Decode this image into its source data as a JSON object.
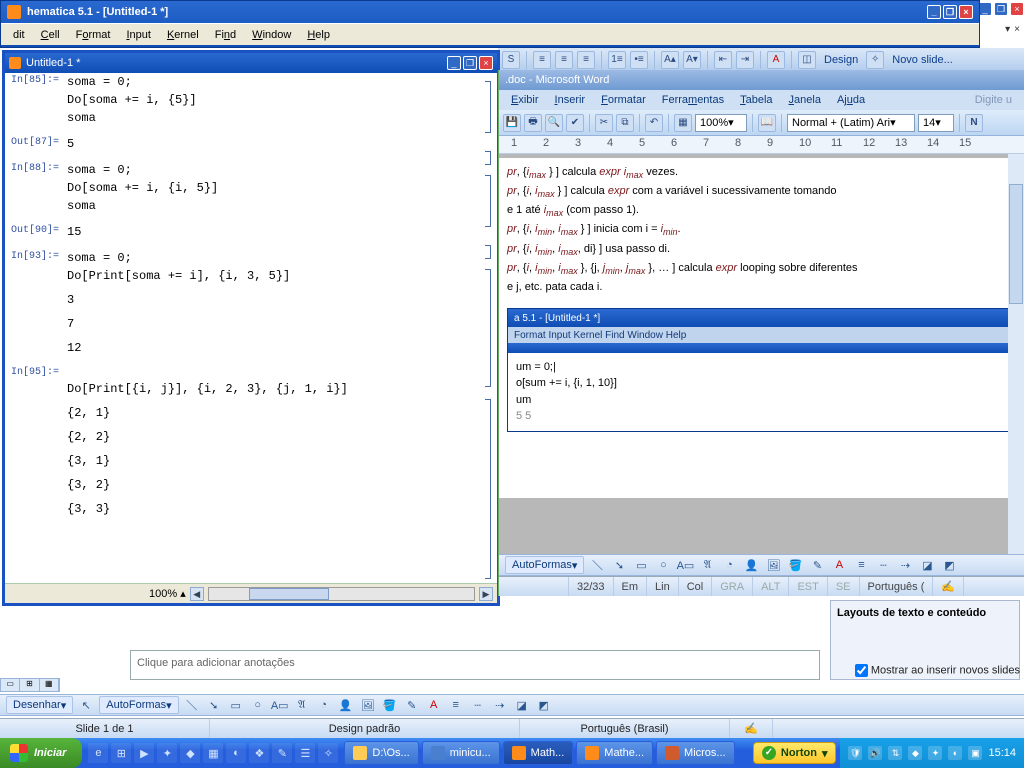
{
  "mathematica": {
    "mainTitle": "hematica 5.1 - [Untitled-1 *]",
    "menus": {
      "edit": "dit",
      "cell": "Cell",
      "format": "Format",
      "input": "Input",
      "kernel": "Kernel",
      "find": "Find",
      "window": "Window",
      "help": "Help"
    },
    "notebook": {
      "title": "Untitled-1 *",
      "zoom": "100%",
      "cells": [
        {
          "lbl": "In[85]:=",
          "lines": [
            "soma = 0;",
            "Do[soma += i, {5}]",
            "soma"
          ]
        },
        {
          "lbl": "Out[87]=",
          "lines": [
            "5"
          ]
        },
        {
          "lbl": "In[88]:=",
          "lines": [
            "soma = 0;",
            "Do[soma += i, {i, 5}]",
            "soma"
          ]
        },
        {
          "lbl": "Out[90]=",
          "lines": [
            "15"
          ]
        },
        {
          "lbl": "In[93]:=",
          "lines": [
            "soma = 0;",
            "Do[Print[soma += i], {i, 3, 5}]",
            "",
            "3",
            "",
            "7",
            "",
            "12"
          ]
        },
        {
          "lbl": "In[95]:=",
          "lines": [
            "",
            "Do[Print[{i, j}], {i, 2, 3}, {j, 1, i}]",
            "",
            "{2, 1}",
            "",
            "{2, 2}",
            "",
            "{3, 1}",
            "",
            "{3, 2}",
            "",
            "{3, 3}"
          ]
        }
      ]
    }
  },
  "pptToolbar": {
    "design": "Design",
    "newslide": "Novo slide..."
  },
  "word": {
    "titlebar": ".doc - Microsoft Word",
    "menus": {
      "exibir": "Exibir",
      "inserir": "Inserir",
      "formatar": "Formatar",
      "ferramentas": "Ferramentas",
      "tabela": "Tabela",
      "janela": "Janela",
      "ajuda": "Ajuda"
    },
    "hint": "Digite u",
    "zoom": "100%",
    "style": "Normal + (Latim) Ari",
    "fontsize": "14",
    "ruler": [
      "1",
      "2",
      "3",
      "4",
      "5",
      "6",
      "7",
      "8",
      "9",
      "10",
      "11",
      "12",
      "13",
      "14",
      "15"
    ],
    "body": {
      "l1a": "pr",
      "l1b": " } ] calcula ",
      "l1c": " vezes.",
      "l2a": "pr",
      "l2b": " } ]  calcula ",
      "l2c": " com a variável  i  sucessivamente tomando",
      "l3": "e 1 até ",
      "l3b": " (com passo 1).",
      "l4a": "pr",
      "l4b": " } ] inicia com  i = ",
      "l5a": "pr",
      "l5b": ", di} ] usa passo di.",
      "l6a": "pr",
      "l6b": " }, {j, ",
      "l6c": " }, … ] calcula ",
      "l6d": " looping sobre diferentes",
      "l7": "e j, etc. pata cada i.",
      "expr": "expr",
      "imax": "i",
      "max": "max",
      "imin": "i",
      "min": "min",
      "jmin": "j",
      "jmax": "j"
    },
    "screencap": {
      "title": "a 5.1 - [Untitled-1 *]",
      "menu": "Format  Input  Kernel  Find  Window  Help",
      "l1": "um = 0;|",
      "l2": "o[sum += i, {i, 1, 10}]",
      "l3": "um",
      "l4": "5 5"
    },
    "drawbar": {
      "autoshapes": "AutoFormas"
    },
    "status": {
      "pages": "32/33",
      "em": "Em",
      "lin": "Lin",
      "col": "Col",
      "gra": "GRA",
      "alt": "ALT",
      "est": "EST",
      "se": "SE",
      "lang": "Português ("
    }
  },
  "ppt": {
    "notesPlaceholder": "Clique para adicionar anotações",
    "layoutTitle": "Layouts de texto e conteúdo",
    "checkbox": "Mostrar ao inserir novos slides",
    "drawbar": {
      "draw": "Desenhar",
      "autoshapes": "AutoFormas"
    },
    "status": {
      "slide": "Slide 1 de 1",
      "design": "Design padrão",
      "lang": "Português (Brasil)"
    }
  },
  "taskbar": {
    "start": "Iniciar",
    "tasks": [
      {
        "label": "D:\\Os..."
      },
      {
        "label": "minicu..."
      },
      {
        "label": "Math..."
      },
      {
        "label": "Mathe..."
      },
      {
        "label": "Micros..."
      }
    ],
    "norton": "Norton",
    "clock": "15:14"
  }
}
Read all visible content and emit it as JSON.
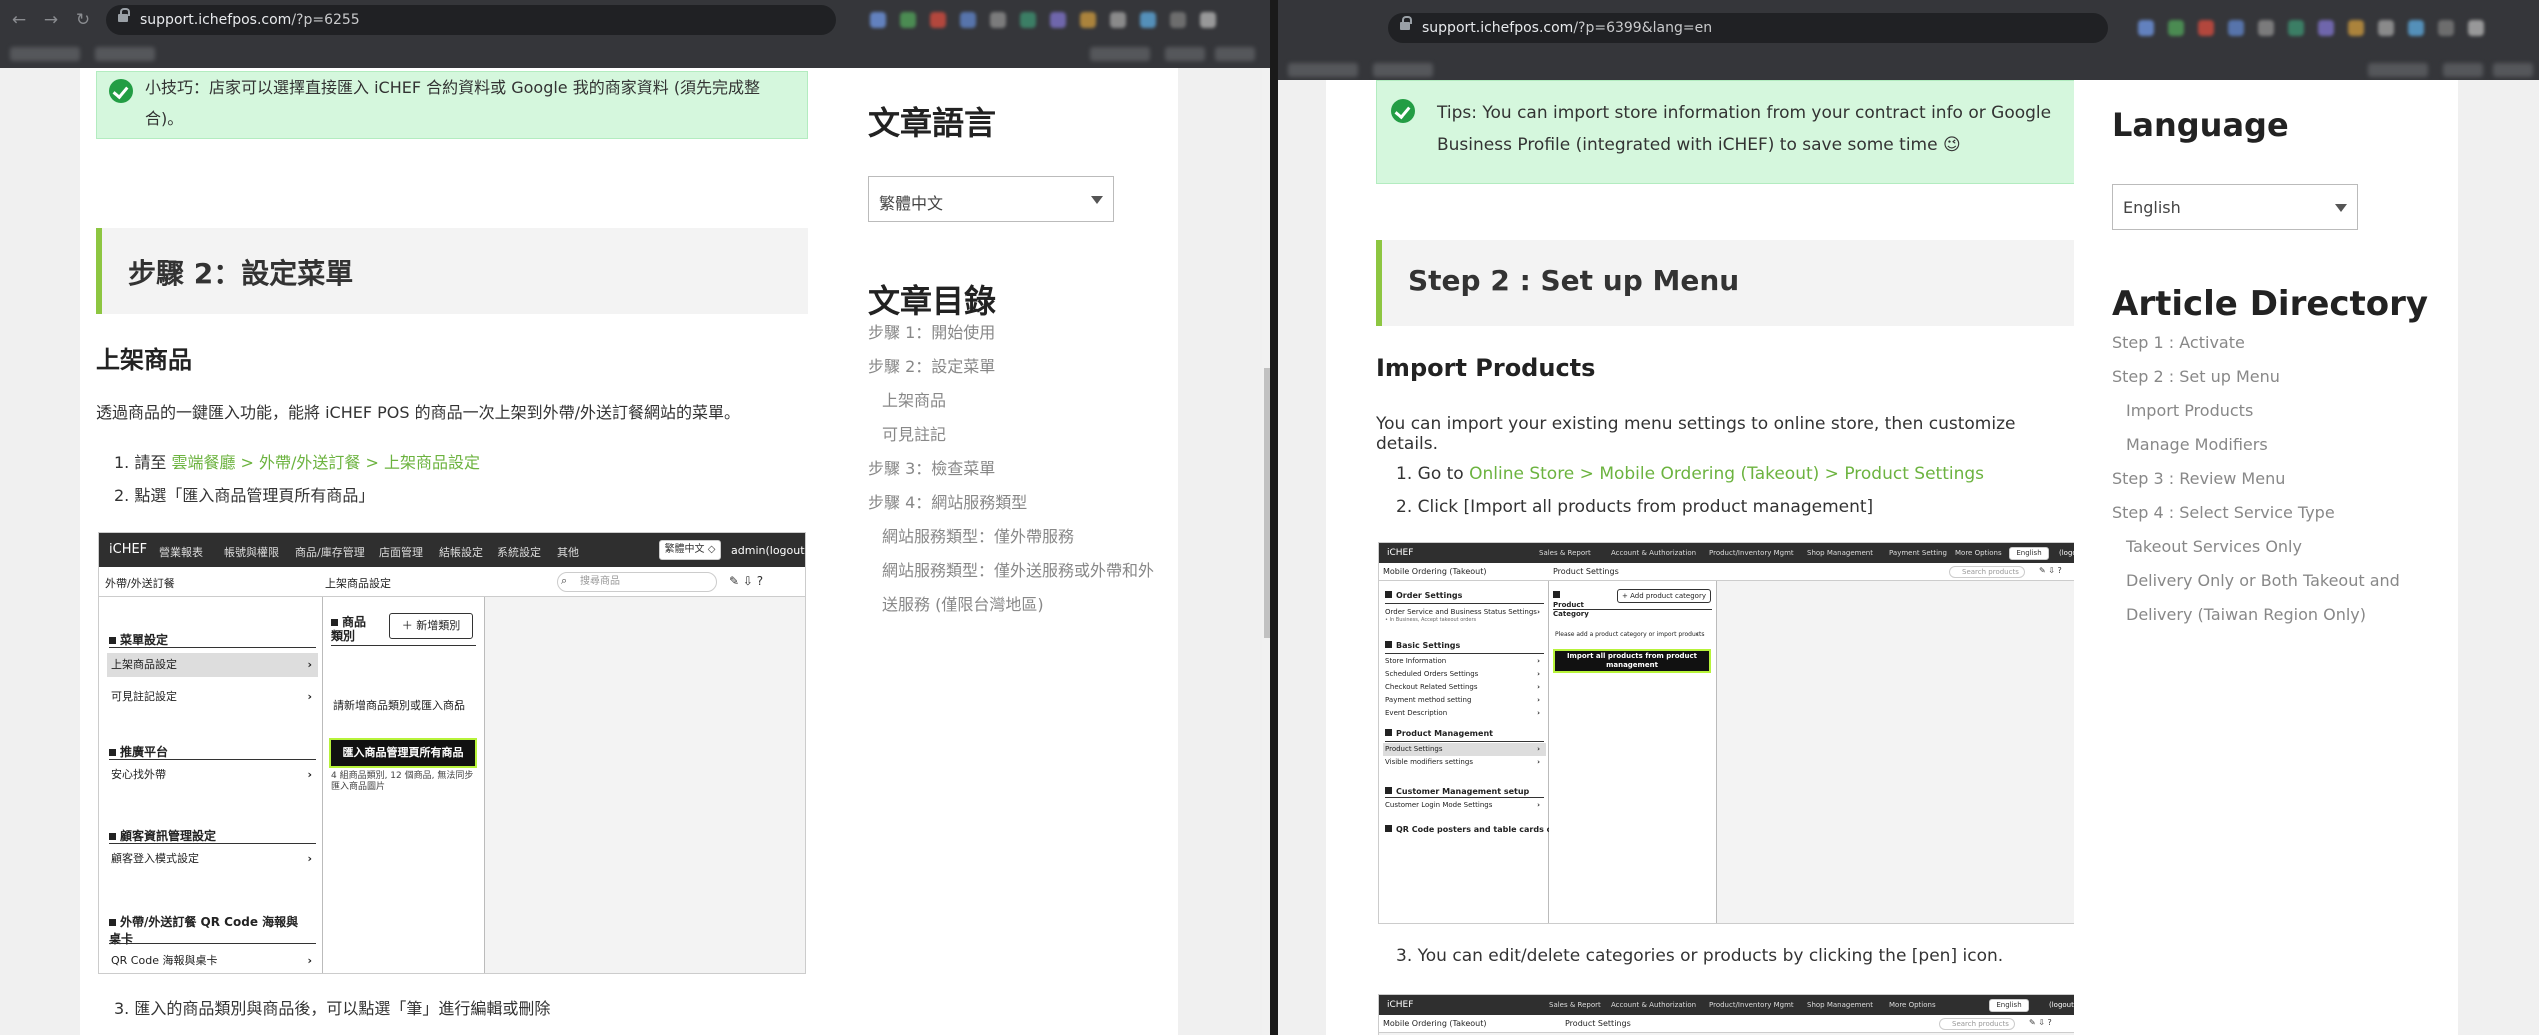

◇ ◇ ◇

Write only the number of lines that include "JSON".

* _The solution_:
2